== Exercise material ==
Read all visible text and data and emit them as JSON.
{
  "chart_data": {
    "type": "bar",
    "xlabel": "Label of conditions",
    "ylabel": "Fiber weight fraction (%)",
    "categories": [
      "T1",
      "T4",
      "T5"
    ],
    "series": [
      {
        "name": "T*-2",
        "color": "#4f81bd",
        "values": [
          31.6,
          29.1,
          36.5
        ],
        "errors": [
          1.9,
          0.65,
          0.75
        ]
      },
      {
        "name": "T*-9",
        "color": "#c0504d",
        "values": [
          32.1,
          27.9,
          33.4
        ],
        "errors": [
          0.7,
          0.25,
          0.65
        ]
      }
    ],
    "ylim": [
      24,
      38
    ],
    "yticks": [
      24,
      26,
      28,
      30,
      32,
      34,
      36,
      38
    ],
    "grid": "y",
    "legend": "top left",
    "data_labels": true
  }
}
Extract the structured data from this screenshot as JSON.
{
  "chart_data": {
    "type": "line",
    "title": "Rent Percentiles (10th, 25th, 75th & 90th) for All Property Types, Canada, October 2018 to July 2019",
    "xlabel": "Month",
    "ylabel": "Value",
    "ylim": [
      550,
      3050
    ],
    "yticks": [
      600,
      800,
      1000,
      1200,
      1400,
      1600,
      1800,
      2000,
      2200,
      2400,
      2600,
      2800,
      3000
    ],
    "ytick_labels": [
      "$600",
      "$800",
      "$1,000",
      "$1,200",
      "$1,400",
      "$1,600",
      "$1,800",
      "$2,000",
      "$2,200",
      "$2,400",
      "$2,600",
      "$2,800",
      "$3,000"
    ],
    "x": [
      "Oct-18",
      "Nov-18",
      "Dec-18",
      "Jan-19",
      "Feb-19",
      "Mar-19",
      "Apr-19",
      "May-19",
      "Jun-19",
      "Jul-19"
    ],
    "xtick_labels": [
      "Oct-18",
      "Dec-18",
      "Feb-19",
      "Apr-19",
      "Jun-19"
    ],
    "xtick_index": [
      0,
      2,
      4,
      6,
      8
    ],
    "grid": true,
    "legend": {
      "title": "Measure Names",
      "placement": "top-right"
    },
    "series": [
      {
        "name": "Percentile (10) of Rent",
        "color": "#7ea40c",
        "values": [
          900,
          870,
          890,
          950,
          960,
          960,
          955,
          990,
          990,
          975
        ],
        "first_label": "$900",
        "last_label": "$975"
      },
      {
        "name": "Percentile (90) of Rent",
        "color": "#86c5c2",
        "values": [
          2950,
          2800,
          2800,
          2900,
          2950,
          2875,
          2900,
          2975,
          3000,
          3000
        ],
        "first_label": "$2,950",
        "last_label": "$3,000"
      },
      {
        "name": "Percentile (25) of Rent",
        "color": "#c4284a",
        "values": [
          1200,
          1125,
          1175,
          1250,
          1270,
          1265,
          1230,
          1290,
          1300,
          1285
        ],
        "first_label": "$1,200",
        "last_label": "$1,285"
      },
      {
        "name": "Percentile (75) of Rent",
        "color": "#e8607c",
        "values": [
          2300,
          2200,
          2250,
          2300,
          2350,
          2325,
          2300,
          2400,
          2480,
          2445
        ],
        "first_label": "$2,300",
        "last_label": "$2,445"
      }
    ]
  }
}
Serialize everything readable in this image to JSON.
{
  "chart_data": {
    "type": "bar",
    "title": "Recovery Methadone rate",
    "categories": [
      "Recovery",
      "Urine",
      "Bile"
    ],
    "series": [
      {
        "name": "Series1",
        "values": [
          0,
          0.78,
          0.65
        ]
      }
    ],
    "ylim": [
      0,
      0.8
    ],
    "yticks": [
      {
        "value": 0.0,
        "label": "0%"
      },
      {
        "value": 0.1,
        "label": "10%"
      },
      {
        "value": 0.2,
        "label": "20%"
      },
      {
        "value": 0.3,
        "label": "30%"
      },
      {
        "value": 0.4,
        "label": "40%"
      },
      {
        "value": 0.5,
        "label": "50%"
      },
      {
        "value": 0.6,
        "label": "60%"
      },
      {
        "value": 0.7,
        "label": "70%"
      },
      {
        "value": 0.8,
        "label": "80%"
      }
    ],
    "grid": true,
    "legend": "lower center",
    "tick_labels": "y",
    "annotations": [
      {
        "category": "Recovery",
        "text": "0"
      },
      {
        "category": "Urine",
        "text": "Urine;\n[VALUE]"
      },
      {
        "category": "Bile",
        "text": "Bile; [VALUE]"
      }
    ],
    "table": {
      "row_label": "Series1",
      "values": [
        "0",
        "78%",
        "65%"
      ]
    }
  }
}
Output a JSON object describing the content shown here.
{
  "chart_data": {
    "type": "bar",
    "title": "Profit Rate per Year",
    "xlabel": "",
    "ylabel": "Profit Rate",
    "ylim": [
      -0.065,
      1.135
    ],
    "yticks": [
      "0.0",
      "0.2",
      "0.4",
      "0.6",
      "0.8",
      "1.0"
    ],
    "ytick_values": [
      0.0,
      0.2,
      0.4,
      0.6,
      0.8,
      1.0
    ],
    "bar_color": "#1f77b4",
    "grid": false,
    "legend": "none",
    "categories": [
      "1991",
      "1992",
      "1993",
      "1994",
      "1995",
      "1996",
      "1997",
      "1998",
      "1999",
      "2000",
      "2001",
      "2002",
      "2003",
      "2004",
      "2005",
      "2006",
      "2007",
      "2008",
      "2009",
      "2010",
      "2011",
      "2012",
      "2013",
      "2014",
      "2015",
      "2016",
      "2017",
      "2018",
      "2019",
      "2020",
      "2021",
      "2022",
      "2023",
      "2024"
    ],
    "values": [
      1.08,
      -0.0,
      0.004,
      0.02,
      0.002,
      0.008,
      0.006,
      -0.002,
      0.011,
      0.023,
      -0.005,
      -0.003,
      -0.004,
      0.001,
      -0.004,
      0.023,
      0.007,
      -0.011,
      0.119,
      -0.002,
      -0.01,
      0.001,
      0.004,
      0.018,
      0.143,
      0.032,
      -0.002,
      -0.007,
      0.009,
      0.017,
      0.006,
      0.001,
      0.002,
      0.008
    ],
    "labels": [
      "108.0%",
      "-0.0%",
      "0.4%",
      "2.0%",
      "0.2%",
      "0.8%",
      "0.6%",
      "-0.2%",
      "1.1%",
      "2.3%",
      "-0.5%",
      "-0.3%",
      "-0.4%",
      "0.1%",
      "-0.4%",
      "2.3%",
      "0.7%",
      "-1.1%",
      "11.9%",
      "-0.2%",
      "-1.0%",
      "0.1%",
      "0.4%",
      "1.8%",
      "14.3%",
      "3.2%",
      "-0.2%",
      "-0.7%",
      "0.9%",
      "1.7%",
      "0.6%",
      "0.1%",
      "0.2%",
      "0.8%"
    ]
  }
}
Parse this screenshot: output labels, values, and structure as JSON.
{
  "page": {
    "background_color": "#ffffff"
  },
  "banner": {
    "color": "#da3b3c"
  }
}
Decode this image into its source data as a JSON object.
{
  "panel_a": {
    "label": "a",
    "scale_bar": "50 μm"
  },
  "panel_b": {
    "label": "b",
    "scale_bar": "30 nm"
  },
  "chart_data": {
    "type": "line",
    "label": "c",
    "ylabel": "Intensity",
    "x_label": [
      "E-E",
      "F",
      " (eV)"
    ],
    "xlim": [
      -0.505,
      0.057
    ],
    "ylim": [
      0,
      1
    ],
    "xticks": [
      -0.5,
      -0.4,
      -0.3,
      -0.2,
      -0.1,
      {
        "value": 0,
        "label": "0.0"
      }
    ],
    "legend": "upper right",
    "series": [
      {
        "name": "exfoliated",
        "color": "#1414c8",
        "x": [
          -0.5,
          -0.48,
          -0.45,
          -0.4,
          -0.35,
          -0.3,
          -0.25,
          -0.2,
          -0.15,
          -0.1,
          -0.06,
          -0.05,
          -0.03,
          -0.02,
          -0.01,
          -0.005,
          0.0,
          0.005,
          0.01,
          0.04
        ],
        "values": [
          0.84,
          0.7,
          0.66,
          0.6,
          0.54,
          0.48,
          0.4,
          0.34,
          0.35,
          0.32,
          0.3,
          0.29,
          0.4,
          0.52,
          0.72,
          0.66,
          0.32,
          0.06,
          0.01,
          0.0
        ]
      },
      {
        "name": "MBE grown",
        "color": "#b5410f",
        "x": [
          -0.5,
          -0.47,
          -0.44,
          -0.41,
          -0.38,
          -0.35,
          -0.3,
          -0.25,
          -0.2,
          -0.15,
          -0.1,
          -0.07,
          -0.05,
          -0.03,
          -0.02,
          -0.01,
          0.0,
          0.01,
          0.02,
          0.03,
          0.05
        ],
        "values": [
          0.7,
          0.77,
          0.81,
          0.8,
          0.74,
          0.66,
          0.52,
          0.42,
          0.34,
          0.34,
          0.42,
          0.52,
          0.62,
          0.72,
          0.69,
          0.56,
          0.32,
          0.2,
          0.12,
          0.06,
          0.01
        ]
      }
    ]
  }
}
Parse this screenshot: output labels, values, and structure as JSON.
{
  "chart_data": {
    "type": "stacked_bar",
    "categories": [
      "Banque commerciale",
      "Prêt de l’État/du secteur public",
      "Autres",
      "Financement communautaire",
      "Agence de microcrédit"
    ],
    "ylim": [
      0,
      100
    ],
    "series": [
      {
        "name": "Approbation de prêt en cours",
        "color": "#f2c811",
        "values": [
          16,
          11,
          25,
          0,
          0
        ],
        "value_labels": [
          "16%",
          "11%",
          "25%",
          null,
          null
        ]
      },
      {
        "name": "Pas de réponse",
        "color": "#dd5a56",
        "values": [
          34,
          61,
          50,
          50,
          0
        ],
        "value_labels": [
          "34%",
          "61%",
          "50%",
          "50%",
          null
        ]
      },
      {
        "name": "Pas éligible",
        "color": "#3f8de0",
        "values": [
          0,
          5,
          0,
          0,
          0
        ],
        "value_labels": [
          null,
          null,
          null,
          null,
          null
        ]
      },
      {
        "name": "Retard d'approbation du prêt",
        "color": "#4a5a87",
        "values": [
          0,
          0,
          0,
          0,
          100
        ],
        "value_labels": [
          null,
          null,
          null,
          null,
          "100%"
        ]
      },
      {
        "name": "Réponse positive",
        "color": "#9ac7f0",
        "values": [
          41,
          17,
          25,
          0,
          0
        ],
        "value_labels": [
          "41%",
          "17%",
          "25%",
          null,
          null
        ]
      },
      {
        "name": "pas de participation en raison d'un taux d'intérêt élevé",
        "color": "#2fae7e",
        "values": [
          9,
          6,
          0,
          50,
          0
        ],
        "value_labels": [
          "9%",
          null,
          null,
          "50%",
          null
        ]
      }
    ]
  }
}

== Direction ==
Find the lines above holding the word "xlabel" and show them.

== Full output ==
    "xlabel": "Label of conditions",
    "xlabel": "Month",
    "xlabel": "",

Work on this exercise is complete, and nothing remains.